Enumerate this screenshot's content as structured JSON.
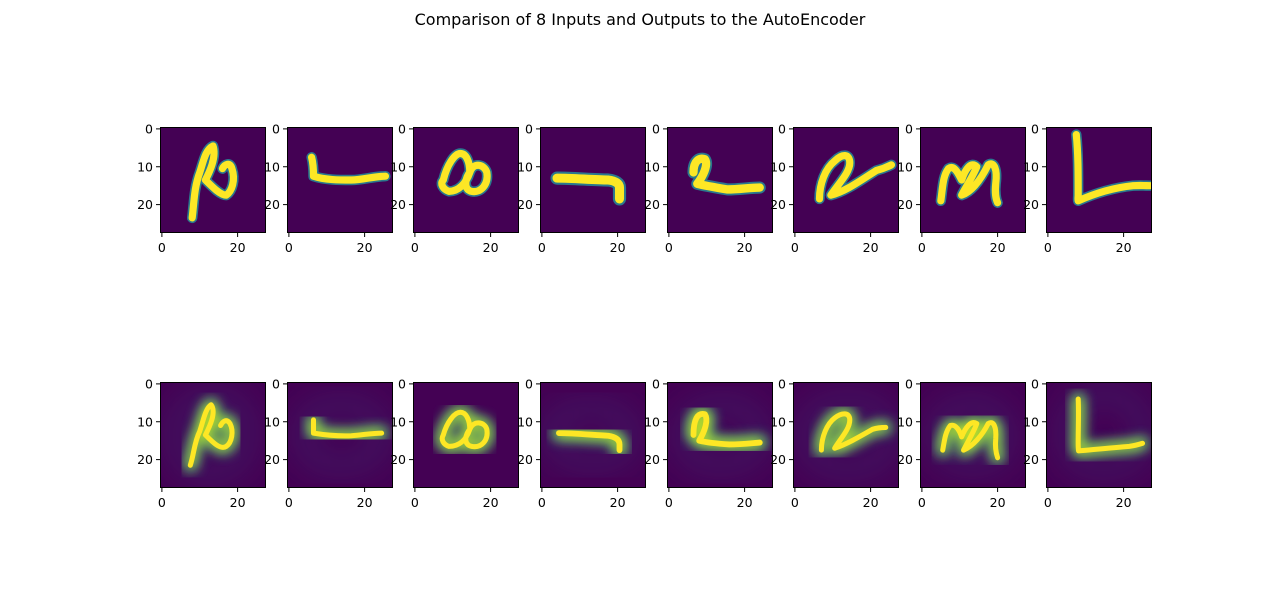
{
  "figure": {
    "title": "Comparison of 8 Inputs and Outputs to the AutoEncoder"
  },
  "colors": {
    "background": "#440154",
    "frame": "#000000",
    "colormap": "viridis"
  },
  "chart_data": {
    "type": "heatmap",
    "title": "Comparison of 8 Inputs and Outputs to the AutoEncoder",
    "grid": false,
    "image_size": [
      28,
      28
    ],
    "rows": 2,
    "cols": 8,
    "row_roles": [
      "input",
      "output"
    ],
    "x_ticks": [
      0,
      20
    ],
    "y_ticks": [
      0,
      10,
      20
    ],
    "xlim": [
      0,
      28
    ],
    "ylim": [
      28,
      0
    ],
    "panels": [
      {
        "row": 0,
        "col": 0,
        "shape": "input-0"
      },
      {
        "row": 0,
        "col": 1,
        "shape": "input-1"
      },
      {
        "row": 0,
        "col": 2,
        "shape": "input-2"
      },
      {
        "row": 0,
        "col": 3,
        "shape": "input-3"
      },
      {
        "row": 0,
        "col": 4,
        "shape": "input-4"
      },
      {
        "row": 0,
        "col": 5,
        "shape": "input-5"
      },
      {
        "row": 0,
        "col": 6,
        "shape": "input-6"
      },
      {
        "row": 0,
        "col": 7,
        "shape": "input-7"
      },
      {
        "row": 1,
        "col": 0,
        "shape": "output-0"
      },
      {
        "row": 1,
        "col": 1,
        "shape": "output-1"
      },
      {
        "row": 1,
        "col": 2,
        "shape": "output-2"
      },
      {
        "row": 1,
        "col": 3,
        "shape": "output-3"
      },
      {
        "row": 1,
        "col": 4,
        "shape": "output-4"
      },
      {
        "row": 1,
        "col": 5,
        "shape": "output-5"
      },
      {
        "row": 1,
        "col": 6,
        "shape": "output-6"
      },
      {
        "row": 1,
        "col": 7,
        "shape": "output-7"
      }
    ]
  }
}
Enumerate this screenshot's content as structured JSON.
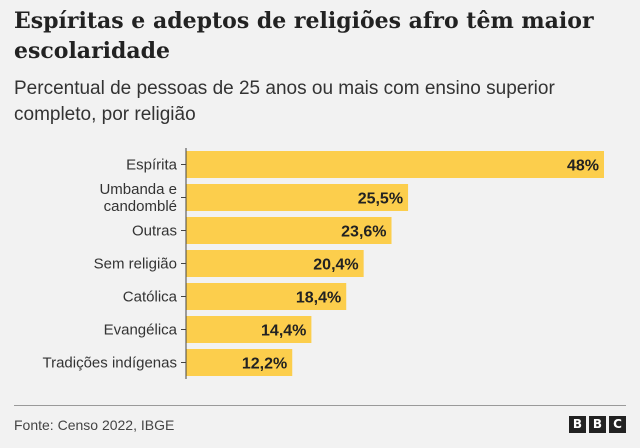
{
  "title": "Espíritas e adeptos de religiões afro têm maior escolaridade",
  "subtitle": "Percentual de pessoas de 25 anos ou mais com ensino superior completo, por religião",
  "source": "Fonte: Censo 2022, IBGE",
  "logo": [
    "B",
    "B",
    "C"
  ],
  "chart_data": {
    "type": "bar",
    "orientation": "horizontal",
    "categories": [
      [
        "Espírita"
      ],
      [
        "Umbanda e",
        "candomblé"
      ],
      [
        "Outras"
      ],
      [
        "Sem religião"
      ],
      [
        "Católica"
      ],
      [
        "Evangélica"
      ],
      [
        "Tradições indígenas"
      ]
    ],
    "values": [
      48,
      25.5,
      23.6,
      20.4,
      18.4,
      14.4,
      12.2
    ],
    "data_labels": [
      "48%",
      "25,5%",
      "23,6%",
      "20,4%",
      "18,4%",
      "14,4%",
      "12,2%"
    ],
    "xlim": [
      0,
      48
    ],
    "bar_color": "#fcce4c",
    "axis_color": "#444444",
    "grid": false,
    "legend": "none"
  }
}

- - - - -

## WHAT IS EXPECTED
Pictures are excluded; copy all other data exactly as shown.

## EXERCISE RESPONSE
Enumerate this screenshot's content as structured JSON.
{
  "figure": {
    "title": "Comparison of 8 Inputs and Outputs to the AutoEncoder"
  },
  "colors": {
    "background": "#440154",
    "frame": "#000000",
    "colormap": "viridis"
  },
  "chart_data": {
    "type": "heatmap",
    "title": "Comparison of 8 Inputs and Outputs to the AutoEncoder",
    "grid": false,
    "image_size": [
      28,
      28
    ],
    "rows": 2,
    "cols": 8,
    "row_roles": [
      "input",
      "output"
    ],
    "x_ticks": [
      0,
      20
    ],
    "y_ticks": [
      0,
      10,
      20
    ],
    "xlim": [
      0,
      28
    ],
    "ylim": [
      28,
      0
    ],
    "panels": [
      {
        "row": 0,
        "col": 0,
        "shape": "input-0"
      },
      {
        "row": 0,
        "col": 1,
        "shape": "input-1"
      },
      {
        "row": 0,
        "col": 2,
        "shape": "input-2"
      },
      {
        "row": 0,
        "col": 3,
        "shape": "input-3"
      },
      {
        "row": 0,
        "col": 4,
        "shape": "input-4"
      },
      {
        "row": 0,
        "col": 5,
        "shape": "input-5"
      },
      {
        "row": 0,
        "col": 6,
        "shape": "input-6"
      },
      {
        "row": 0,
        "col": 7,
        "shape": "input-7"
      },
      {
        "row": 1,
        "col": 0,
        "shape": "output-0"
      },
      {
        "row": 1,
        "col": 1,
        "shape": "output-1"
      },
      {
        "row": 1,
        "col": 2,
        "shape": "output-2"
      },
      {
        "row": 1,
        "col": 3,
        "shape": "output-3"
      },
      {
        "row": 1,
        "col": 4,
        "shape": "output-4"
      },
      {
        "row": 1,
        "col": 5,
        "shape": "output-5"
      },
      {
        "row": 1,
        "col": 6,
        "shape": "output-6"
      },
      {
        "row": 1,
        "col": 7,
        "shape": "output-7"
      }
    ]
  }
}
Enumerate this screenshot's content as structured JSON.
{
  "title": "Espíritas e adeptos de religiões afro têm maior escolaridade",
  "subtitle": "Percentual de pessoas de 25 anos ou mais com ensino superior completo, por religião",
  "source": "Fonte: Censo 2022, IBGE",
  "logo": [
    "B",
    "B",
    "C"
  ],
  "chart_data": {
    "type": "bar",
    "orientation": "horizontal",
    "categories": [
      [
        "Espírita"
      ],
      [
        "Umbanda e",
        "candomblé"
      ],
      [
        "Outras"
      ],
      [
        "Sem religião"
      ],
      [
        "Católica"
      ],
      [
        "Evangélica"
      ],
      [
        "Tradições indígenas"
      ]
    ],
    "values": [
      48,
      25.5,
      23.6,
      20.4,
      18.4,
      14.4,
      12.2
    ],
    "data_labels": [
      "48%",
      "25,5%",
      "23,6%",
      "20,4%",
      "18,4%",
      "14,4%",
      "12,2%"
    ],
    "xlim": [
      0,
      48
    ],
    "bar_color": "#fcce4c",
    "axis_color": "#444444",
    "grid": false,
    "legend": "none"
  }
}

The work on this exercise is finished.